> **INSTRUCTIONS FOR THE TASK**
Without the pictures, copy the entries below word for word.

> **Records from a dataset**
────────────────────────────────────────

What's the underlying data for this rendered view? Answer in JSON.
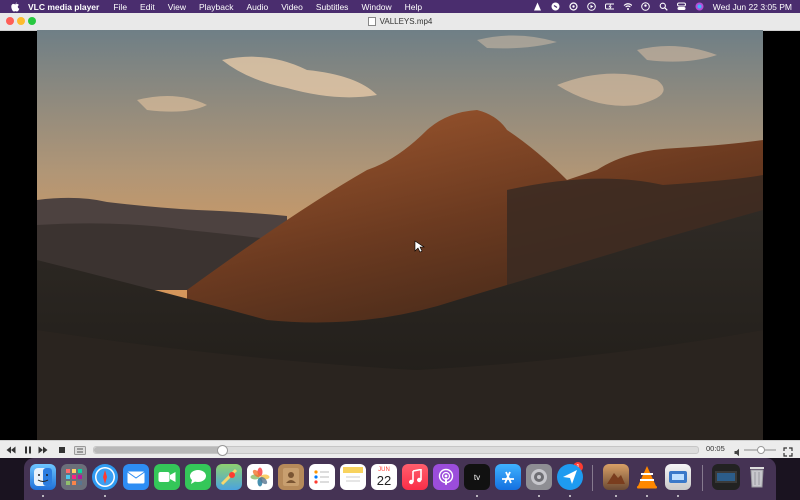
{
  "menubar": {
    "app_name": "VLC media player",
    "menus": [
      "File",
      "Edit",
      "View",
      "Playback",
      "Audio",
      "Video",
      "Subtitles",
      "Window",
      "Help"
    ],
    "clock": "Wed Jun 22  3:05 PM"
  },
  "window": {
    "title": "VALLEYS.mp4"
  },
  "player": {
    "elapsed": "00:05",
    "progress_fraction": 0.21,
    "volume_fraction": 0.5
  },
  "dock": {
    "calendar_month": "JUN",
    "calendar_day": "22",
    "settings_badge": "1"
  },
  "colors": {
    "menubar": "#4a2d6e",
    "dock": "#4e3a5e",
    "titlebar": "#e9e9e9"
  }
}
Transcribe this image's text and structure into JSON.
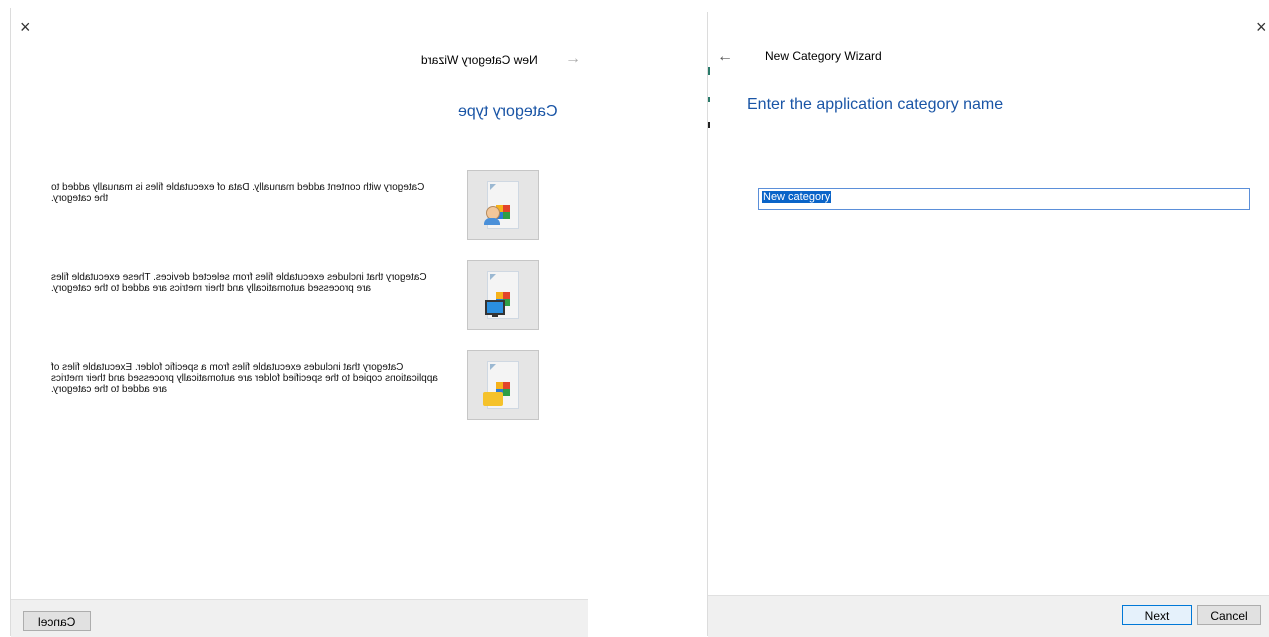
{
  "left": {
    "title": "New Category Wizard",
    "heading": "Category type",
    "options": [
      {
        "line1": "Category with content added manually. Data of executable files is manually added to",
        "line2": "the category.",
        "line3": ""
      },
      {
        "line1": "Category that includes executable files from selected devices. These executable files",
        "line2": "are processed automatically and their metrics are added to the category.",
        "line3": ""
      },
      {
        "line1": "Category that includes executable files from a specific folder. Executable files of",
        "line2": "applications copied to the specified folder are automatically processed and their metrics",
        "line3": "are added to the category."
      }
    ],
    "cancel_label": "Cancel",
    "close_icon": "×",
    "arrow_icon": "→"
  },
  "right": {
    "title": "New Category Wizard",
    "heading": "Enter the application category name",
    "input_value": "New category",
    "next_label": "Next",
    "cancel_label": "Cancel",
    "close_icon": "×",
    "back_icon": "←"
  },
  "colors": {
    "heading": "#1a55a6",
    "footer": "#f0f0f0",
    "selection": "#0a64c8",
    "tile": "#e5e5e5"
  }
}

────────────────────────────────────────

> **THE RESPONSE**
What's the underlying data for this rendered view? Answer in JSON.
{
  "menubar": {
    "app_name": "VLC media player",
    "menus": [
      "File",
      "Edit",
      "View",
      "Playback",
      "Audio",
      "Video",
      "Subtitles",
      "Window",
      "Help"
    ],
    "clock": "Wed Jun 22  3:05 PM"
  },
  "window": {
    "title": "VALLEYS.mp4"
  },
  "player": {
    "elapsed": "00:05",
    "progress_fraction": 0.21,
    "volume_fraction": 0.5
  },
  "dock": {
    "calendar_month": "JUN",
    "calendar_day": "22",
    "settings_badge": "1"
  },
  "colors": {
    "menubar": "#4a2d6e",
    "dock": "#4e3a5e",
    "titlebar": "#e9e9e9"
  }
}
Transcribe this image's text and structure into JSON.
{
  "left": {
    "title": "New Category Wizard",
    "heading": "Category type",
    "options": [
      {
        "line1": "Category with content added manually. Data of executable files is manually added to",
        "line2": "the category.",
        "line3": ""
      },
      {
        "line1": "Category that includes executable files from selected devices. These executable files",
        "line2": "are processed automatically and their metrics are added to the category.",
        "line3": ""
      },
      {
        "line1": "Category that includes executable files from a specific folder. Executable files of",
        "line2": "applications copied to the specified folder are automatically processed and their metrics",
        "line3": "are added to the category."
      }
    ],
    "cancel_label": "Cancel",
    "close_icon": "×",
    "arrow_icon": "→"
  },
  "right": {
    "title": "New Category Wizard",
    "heading": "Enter the application category name",
    "input_value": "New category",
    "next_label": "Next",
    "cancel_label": "Cancel",
    "close_icon": "×",
    "back_icon": "←"
  },
  "colors": {
    "heading": "#1a55a6",
    "footer": "#f0f0f0",
    "selection": "#0a64c8",
    "tile": "#e5e5e5"
  }
}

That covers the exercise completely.